Given problem =>
Edit the material from its first line through the line that contains "daily-breakdown-header: 📅 Daily": replace "No records found" with "No entries found" and leave everything else unchanged. Give back only those lines.

Provided records =>
----------------------------------------

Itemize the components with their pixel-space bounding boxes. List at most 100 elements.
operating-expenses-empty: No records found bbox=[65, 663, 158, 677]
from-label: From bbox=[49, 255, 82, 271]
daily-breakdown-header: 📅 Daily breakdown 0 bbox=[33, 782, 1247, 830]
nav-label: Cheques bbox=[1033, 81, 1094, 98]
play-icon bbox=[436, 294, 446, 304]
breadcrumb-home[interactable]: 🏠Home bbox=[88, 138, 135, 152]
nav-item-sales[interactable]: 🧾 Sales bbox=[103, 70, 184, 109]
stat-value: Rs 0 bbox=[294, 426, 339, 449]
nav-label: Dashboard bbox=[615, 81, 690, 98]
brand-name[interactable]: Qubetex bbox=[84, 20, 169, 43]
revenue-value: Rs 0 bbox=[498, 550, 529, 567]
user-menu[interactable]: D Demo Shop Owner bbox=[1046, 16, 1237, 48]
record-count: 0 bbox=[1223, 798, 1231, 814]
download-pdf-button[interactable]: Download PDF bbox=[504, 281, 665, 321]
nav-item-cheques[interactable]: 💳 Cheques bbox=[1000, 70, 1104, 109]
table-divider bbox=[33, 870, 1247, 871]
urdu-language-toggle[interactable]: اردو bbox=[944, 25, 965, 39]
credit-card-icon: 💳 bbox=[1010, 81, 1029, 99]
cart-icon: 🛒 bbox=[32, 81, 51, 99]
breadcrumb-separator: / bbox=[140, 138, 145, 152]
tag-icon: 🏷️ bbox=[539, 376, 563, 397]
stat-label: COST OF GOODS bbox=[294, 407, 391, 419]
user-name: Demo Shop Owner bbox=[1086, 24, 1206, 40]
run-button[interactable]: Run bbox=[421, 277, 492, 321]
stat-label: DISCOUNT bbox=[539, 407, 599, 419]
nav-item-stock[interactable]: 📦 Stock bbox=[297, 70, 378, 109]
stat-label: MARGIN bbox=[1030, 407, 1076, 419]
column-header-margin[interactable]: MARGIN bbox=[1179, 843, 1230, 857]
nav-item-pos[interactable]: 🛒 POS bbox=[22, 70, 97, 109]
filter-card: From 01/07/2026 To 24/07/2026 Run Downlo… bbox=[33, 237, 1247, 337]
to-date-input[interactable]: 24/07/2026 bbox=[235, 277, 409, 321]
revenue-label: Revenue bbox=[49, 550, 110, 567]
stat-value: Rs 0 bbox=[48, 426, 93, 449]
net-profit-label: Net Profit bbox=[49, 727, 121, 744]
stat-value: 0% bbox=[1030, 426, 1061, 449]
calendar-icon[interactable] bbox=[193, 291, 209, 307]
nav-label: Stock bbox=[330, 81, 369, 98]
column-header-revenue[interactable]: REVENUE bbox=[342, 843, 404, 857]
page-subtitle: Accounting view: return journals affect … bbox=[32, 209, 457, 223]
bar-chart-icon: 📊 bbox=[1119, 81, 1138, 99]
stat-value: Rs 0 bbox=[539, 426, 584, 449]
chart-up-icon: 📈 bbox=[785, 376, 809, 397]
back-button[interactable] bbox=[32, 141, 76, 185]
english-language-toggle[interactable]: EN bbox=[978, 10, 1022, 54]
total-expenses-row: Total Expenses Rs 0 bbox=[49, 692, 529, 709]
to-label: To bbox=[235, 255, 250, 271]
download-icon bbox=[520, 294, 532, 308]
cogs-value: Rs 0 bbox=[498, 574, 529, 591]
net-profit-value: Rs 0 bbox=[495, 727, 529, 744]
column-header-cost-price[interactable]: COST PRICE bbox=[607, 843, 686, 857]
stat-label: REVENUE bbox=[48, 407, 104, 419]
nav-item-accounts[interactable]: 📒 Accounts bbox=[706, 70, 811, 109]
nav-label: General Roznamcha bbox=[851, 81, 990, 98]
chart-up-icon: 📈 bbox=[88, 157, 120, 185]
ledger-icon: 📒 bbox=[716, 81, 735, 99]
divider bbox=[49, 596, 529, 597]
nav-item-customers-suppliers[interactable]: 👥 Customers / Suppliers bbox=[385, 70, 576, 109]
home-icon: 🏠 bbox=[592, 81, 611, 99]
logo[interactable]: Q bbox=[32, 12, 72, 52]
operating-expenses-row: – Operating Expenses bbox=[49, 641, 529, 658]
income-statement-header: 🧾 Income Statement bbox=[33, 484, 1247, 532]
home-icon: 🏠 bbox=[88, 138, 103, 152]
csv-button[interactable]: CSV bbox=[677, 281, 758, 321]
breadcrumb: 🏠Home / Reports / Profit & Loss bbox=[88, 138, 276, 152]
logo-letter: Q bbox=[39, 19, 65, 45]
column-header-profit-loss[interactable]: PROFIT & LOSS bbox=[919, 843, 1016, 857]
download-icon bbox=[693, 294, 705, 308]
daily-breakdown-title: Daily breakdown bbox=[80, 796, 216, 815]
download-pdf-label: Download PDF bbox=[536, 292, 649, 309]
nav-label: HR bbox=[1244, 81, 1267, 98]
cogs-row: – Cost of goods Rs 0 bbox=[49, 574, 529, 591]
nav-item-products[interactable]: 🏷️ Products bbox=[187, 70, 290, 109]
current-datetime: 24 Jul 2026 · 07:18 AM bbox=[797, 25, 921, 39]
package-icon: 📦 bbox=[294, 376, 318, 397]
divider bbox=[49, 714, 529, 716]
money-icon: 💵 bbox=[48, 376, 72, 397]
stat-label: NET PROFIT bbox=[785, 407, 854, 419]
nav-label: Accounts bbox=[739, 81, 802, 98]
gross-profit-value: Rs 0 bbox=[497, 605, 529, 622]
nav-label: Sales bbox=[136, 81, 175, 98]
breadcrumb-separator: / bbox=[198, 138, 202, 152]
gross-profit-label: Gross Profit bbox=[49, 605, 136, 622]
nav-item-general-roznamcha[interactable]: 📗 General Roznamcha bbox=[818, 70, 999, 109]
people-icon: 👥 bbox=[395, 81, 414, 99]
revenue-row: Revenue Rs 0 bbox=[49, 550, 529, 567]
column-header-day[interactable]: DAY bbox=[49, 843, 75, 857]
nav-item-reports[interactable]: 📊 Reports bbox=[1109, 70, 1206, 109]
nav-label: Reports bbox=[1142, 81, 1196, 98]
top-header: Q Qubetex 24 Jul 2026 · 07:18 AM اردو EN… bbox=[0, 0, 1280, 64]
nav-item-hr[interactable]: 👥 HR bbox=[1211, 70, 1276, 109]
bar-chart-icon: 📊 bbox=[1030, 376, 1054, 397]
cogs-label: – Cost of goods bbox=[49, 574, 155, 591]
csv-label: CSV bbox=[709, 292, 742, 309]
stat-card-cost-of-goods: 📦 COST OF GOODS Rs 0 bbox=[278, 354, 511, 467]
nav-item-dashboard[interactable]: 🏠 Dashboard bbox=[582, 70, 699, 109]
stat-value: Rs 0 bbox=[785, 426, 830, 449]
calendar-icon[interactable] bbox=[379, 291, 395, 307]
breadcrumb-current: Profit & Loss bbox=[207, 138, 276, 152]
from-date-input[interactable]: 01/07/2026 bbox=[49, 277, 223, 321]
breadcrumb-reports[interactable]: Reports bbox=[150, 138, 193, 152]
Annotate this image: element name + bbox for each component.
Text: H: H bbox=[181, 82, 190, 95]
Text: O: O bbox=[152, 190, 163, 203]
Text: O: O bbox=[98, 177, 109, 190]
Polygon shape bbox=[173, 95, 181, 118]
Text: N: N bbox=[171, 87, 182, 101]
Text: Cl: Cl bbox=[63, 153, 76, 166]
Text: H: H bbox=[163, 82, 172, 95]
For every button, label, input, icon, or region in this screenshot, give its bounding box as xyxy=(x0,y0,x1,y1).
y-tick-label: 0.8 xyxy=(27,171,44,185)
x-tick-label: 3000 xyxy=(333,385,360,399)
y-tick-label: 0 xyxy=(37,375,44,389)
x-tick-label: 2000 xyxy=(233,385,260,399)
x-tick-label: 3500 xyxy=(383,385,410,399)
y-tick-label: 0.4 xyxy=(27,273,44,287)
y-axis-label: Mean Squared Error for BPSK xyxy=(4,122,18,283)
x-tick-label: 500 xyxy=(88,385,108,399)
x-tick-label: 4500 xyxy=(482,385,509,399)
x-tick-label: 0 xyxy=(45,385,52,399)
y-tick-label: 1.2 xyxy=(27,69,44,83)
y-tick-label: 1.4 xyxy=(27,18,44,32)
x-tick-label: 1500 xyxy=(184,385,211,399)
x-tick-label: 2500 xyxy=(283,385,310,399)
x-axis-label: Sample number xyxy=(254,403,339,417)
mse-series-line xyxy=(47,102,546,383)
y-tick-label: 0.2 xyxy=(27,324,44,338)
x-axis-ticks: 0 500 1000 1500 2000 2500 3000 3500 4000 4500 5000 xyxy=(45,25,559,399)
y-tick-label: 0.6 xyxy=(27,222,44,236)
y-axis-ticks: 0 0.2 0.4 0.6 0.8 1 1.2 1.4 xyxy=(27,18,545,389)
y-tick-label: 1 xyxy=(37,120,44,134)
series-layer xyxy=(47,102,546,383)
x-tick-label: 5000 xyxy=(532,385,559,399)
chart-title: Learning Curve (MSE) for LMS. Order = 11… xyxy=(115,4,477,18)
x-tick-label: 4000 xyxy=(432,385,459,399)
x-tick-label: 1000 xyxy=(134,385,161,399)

----------------------------------------

Task answer =>
Itemize the components with their pixel-space bounding boxes. List at most 100 elements.
operating-expenses-empty: No entries found bbox=[65, 663, 158, 677]
from-label: From bbox=[49, 255, 82, 271]
daily-breakdown-header: 📅 Daily breakdown 0 bbox=[33, 782, 1247, 830]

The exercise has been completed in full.